Provided records >>
>>>>
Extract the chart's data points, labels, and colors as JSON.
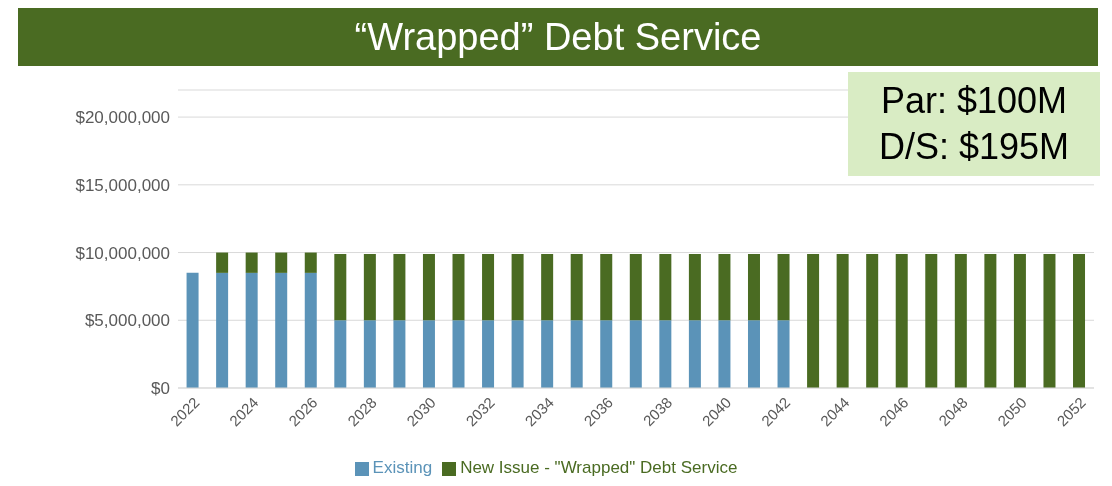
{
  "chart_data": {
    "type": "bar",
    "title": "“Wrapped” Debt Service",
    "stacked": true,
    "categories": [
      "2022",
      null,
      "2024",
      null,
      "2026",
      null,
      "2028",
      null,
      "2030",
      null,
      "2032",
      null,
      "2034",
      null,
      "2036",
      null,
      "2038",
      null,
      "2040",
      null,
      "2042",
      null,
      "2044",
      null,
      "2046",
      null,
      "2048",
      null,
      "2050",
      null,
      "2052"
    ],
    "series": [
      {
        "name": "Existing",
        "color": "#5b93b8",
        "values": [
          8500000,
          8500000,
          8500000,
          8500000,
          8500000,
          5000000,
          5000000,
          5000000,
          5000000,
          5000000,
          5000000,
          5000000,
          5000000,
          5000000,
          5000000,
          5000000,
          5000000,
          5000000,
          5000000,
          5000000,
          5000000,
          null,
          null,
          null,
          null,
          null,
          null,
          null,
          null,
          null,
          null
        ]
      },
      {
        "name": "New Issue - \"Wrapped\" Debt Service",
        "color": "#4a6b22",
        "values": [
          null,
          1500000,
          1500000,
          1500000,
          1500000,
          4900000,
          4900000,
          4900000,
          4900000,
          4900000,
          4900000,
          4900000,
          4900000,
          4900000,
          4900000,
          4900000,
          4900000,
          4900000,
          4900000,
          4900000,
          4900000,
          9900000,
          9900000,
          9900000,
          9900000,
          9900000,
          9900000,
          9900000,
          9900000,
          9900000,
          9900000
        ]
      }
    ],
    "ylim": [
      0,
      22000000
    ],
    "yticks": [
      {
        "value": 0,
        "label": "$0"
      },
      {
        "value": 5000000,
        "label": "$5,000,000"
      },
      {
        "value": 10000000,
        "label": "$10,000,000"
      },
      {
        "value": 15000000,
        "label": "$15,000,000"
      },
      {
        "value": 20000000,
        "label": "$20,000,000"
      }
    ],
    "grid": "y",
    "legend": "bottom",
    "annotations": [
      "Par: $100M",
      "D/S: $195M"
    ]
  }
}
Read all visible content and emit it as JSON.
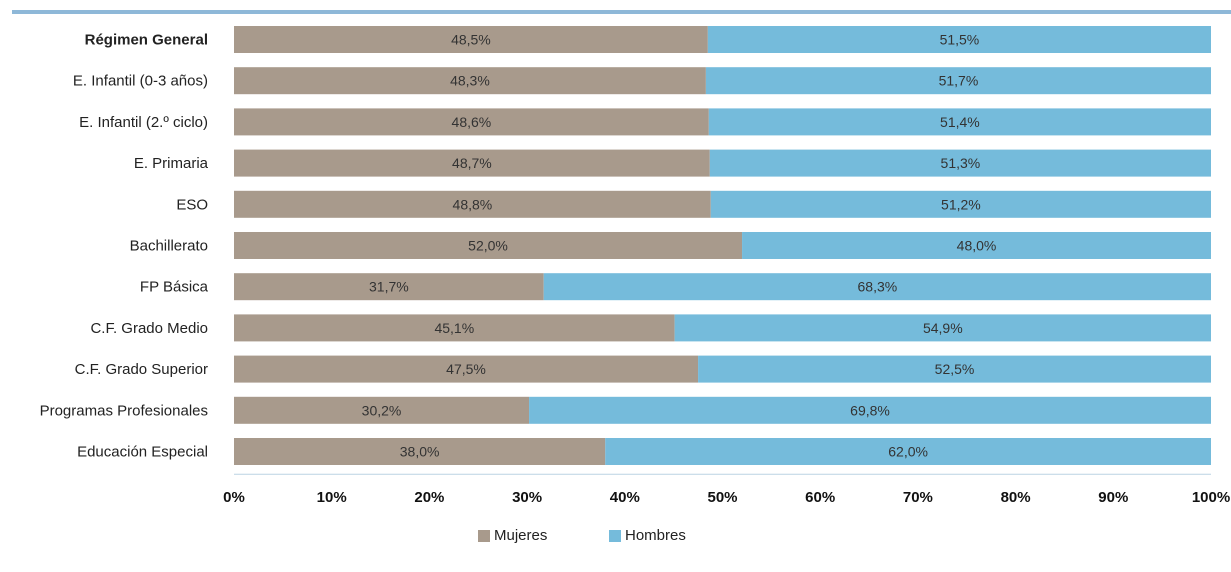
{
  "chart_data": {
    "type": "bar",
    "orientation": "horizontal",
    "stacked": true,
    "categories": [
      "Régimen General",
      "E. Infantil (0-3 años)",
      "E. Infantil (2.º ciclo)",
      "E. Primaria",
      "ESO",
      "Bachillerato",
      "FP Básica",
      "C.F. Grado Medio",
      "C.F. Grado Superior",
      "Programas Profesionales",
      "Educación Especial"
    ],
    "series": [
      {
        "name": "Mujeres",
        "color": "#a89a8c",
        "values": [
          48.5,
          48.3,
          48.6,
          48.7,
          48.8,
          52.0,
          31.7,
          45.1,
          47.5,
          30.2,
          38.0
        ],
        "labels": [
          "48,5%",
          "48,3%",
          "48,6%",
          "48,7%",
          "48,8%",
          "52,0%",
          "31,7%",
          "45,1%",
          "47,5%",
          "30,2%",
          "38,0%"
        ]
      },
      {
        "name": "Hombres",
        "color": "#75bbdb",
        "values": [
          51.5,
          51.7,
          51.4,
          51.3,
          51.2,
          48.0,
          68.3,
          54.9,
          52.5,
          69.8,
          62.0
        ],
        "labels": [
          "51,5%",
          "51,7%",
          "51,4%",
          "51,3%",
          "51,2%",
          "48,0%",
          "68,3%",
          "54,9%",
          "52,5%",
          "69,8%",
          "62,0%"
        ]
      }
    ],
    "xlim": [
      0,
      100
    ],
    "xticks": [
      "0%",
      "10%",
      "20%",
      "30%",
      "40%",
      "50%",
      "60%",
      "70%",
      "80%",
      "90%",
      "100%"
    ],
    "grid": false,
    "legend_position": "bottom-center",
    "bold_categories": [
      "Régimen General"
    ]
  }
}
<<<<
Requirements >>
Pick out each line containing the string "Infantil" and copy it.

Written reply >>
      "E. Infantil (0-3 años)",
      "E. Infantil (2.º ciclo)",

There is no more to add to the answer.